### WHAT TO PRODUCE:
Bring together all lines of the material below that contain the string "Lens".

Recorded data:
******************************

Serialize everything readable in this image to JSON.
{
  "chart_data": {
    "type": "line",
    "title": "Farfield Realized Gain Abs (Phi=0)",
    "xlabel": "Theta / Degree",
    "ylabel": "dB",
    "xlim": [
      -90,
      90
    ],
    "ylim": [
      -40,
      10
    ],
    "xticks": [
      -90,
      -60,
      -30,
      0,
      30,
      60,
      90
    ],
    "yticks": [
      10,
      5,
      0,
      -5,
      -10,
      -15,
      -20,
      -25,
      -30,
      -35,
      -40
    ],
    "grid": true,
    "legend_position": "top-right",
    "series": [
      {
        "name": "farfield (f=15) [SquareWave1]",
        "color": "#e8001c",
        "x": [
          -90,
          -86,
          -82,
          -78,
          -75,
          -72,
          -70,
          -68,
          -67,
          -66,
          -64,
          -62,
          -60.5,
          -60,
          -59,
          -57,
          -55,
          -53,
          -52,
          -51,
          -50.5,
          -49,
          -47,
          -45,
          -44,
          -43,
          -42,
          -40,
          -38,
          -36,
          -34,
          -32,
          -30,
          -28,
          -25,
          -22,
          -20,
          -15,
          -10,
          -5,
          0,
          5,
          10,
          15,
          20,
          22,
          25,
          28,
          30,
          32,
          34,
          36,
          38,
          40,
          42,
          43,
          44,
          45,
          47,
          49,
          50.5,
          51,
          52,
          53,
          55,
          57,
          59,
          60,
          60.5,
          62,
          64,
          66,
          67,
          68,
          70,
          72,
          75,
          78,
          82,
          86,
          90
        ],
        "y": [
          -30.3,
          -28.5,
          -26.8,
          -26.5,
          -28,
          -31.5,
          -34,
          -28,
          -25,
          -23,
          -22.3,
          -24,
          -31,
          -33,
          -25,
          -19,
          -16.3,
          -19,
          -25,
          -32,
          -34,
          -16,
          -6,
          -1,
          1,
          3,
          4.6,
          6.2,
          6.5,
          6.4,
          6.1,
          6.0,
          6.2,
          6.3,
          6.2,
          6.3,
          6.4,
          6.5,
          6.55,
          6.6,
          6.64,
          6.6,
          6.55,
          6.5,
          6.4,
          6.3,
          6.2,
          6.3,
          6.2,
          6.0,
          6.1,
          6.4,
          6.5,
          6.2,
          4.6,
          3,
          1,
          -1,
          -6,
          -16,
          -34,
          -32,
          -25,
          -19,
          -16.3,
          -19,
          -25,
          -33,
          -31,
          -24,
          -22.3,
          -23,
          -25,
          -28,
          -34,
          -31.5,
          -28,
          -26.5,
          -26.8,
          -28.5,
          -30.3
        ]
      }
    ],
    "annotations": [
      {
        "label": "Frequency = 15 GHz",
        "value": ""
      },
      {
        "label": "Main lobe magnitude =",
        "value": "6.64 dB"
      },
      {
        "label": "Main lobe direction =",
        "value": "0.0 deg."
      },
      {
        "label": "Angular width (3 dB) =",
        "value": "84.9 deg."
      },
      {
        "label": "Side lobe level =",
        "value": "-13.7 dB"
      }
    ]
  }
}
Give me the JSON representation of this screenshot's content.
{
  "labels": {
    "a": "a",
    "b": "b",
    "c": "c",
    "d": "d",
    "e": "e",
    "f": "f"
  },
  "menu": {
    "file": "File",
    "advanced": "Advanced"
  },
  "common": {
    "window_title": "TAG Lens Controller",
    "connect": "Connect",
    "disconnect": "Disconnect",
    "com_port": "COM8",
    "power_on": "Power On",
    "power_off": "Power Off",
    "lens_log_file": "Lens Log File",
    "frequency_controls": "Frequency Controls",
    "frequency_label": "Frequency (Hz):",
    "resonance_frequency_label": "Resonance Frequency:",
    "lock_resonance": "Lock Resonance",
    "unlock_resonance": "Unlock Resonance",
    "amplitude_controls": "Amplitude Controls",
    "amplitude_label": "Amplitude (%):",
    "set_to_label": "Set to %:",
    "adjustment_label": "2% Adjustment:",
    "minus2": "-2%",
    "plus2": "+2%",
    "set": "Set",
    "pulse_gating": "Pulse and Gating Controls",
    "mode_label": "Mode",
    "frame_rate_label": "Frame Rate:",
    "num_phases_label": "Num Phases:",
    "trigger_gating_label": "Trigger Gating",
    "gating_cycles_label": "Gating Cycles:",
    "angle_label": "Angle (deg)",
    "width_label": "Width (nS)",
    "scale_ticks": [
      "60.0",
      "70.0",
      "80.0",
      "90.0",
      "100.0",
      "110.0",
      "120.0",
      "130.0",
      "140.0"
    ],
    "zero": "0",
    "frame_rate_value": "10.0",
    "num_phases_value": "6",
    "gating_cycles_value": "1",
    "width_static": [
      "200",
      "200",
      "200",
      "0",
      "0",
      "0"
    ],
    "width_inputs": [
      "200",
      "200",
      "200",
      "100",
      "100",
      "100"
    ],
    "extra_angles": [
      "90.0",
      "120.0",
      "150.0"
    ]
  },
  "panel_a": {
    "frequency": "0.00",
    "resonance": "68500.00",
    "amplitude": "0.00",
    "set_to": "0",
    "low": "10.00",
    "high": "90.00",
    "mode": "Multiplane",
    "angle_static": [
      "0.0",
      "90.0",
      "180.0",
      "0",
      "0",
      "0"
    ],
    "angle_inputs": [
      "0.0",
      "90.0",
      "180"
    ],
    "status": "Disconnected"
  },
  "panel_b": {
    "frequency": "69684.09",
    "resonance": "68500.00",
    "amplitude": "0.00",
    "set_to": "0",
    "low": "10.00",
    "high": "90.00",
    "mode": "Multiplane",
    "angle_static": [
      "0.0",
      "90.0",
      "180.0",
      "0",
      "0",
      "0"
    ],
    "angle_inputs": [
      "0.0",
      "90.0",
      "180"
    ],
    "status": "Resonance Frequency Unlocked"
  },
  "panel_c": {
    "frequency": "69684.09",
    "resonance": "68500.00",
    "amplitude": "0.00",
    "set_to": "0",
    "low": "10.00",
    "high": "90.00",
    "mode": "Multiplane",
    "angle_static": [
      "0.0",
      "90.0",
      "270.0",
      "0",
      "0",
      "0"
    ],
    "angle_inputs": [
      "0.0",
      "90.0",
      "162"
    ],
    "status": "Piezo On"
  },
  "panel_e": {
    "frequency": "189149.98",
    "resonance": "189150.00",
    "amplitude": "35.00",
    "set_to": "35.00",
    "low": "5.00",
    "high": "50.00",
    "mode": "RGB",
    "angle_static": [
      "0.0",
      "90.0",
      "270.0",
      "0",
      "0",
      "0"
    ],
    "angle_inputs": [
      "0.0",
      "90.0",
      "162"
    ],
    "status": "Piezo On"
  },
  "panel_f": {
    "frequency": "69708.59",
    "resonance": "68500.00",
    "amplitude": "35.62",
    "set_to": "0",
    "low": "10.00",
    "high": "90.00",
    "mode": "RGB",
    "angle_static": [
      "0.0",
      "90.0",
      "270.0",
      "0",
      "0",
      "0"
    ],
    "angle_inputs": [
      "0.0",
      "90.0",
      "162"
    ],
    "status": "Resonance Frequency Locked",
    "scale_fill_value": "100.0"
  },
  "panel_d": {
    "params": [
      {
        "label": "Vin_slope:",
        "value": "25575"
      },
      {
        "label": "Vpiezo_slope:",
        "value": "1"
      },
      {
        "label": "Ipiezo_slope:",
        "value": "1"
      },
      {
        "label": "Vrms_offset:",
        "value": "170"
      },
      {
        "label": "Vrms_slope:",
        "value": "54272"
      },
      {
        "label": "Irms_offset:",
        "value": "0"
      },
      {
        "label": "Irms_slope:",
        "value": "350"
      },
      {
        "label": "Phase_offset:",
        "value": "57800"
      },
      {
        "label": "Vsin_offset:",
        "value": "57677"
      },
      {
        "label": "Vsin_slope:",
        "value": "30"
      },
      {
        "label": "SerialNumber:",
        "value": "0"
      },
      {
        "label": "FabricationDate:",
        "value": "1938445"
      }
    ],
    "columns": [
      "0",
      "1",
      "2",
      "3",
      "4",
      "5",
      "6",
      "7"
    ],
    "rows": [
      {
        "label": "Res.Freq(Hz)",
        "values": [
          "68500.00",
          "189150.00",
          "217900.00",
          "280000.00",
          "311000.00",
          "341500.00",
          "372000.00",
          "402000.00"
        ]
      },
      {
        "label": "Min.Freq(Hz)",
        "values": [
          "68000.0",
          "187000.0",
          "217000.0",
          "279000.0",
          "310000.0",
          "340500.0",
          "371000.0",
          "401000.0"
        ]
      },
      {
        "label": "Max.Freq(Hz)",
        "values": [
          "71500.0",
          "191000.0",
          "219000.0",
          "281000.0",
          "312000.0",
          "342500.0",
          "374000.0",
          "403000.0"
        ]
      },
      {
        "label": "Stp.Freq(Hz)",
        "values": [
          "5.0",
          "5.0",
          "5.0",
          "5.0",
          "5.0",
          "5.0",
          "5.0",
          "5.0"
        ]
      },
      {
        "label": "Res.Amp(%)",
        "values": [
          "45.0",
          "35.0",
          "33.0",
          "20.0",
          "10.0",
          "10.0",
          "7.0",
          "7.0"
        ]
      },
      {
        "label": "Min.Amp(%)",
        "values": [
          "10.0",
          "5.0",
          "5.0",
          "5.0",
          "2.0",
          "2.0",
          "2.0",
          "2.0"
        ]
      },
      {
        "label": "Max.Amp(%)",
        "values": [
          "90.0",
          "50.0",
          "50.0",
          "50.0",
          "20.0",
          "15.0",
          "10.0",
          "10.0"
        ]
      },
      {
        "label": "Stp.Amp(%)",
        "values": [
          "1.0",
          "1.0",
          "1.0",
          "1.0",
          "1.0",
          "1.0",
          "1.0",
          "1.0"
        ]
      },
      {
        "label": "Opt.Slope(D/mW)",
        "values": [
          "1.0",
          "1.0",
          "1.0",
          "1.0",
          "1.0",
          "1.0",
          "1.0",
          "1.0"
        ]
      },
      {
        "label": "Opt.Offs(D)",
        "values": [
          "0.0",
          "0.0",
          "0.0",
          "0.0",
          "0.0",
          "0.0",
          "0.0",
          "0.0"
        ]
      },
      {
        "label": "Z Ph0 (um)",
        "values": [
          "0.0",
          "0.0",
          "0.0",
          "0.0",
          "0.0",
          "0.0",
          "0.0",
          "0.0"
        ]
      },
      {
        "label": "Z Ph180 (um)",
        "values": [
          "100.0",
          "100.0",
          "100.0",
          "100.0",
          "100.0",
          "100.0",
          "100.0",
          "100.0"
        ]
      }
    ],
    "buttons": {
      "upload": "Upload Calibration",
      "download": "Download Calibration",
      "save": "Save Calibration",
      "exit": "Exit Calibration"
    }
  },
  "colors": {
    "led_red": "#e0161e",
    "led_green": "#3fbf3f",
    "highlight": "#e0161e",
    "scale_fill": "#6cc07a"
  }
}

******************************

### ANSWER IN FULL:
    "window_title": "TAG Lens Controller",
    "lens_log_file": "Lens Log File",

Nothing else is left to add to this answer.